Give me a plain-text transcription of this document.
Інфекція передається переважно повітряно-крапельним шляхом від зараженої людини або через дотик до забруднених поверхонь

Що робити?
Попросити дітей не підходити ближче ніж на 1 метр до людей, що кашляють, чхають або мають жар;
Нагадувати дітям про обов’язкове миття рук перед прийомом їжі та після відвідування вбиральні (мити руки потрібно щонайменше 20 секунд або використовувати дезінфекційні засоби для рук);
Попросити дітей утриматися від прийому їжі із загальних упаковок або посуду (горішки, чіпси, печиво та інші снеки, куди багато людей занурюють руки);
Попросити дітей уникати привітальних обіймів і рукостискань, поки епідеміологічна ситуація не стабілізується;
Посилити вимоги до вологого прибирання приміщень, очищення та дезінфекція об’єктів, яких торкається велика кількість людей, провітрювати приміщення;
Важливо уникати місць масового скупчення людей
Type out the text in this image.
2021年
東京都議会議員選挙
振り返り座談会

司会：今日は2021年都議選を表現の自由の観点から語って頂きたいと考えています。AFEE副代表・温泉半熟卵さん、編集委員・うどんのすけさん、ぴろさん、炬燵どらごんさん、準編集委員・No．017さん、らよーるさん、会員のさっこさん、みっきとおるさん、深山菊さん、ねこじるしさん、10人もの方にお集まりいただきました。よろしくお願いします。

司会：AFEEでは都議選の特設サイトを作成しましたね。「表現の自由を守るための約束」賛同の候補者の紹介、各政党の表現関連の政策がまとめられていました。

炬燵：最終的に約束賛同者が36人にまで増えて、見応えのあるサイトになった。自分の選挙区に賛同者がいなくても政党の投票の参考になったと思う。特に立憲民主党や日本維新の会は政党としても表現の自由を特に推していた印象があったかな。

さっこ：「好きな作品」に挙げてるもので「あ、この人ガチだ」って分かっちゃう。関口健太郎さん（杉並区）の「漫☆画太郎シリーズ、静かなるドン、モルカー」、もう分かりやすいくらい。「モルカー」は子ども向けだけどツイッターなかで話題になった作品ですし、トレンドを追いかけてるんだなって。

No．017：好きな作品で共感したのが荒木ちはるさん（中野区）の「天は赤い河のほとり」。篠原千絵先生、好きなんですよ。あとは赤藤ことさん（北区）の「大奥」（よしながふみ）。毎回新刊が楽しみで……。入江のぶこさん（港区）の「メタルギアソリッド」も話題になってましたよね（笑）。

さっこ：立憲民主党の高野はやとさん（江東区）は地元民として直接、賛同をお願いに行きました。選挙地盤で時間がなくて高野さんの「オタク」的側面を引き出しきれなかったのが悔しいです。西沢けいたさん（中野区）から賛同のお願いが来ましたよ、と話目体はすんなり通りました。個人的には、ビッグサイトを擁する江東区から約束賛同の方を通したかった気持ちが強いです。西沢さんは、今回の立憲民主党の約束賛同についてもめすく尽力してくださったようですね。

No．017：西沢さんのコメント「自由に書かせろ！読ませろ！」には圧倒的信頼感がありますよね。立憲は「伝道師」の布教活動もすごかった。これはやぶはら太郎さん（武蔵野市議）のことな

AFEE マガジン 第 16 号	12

**YOUR INSTRUCTIONS**
Every line in the data above that contains "Попросити" needs to be copied.

**EXERCISE RESULT**
Попросити дітей не підходити ближче ніж на 1 метр до людей, що кашляють, чхають або мають жар;
Попросити дітей утриматися від прийому їжі із загальних упаковок або посуду (горішки, чіпси, печиво та інші снеки, куди багато людей занурюють руки);
Попросити дітей уникати привітальних обіймів і рукостискань, поки епідеміологічна ситуація не стабілізується;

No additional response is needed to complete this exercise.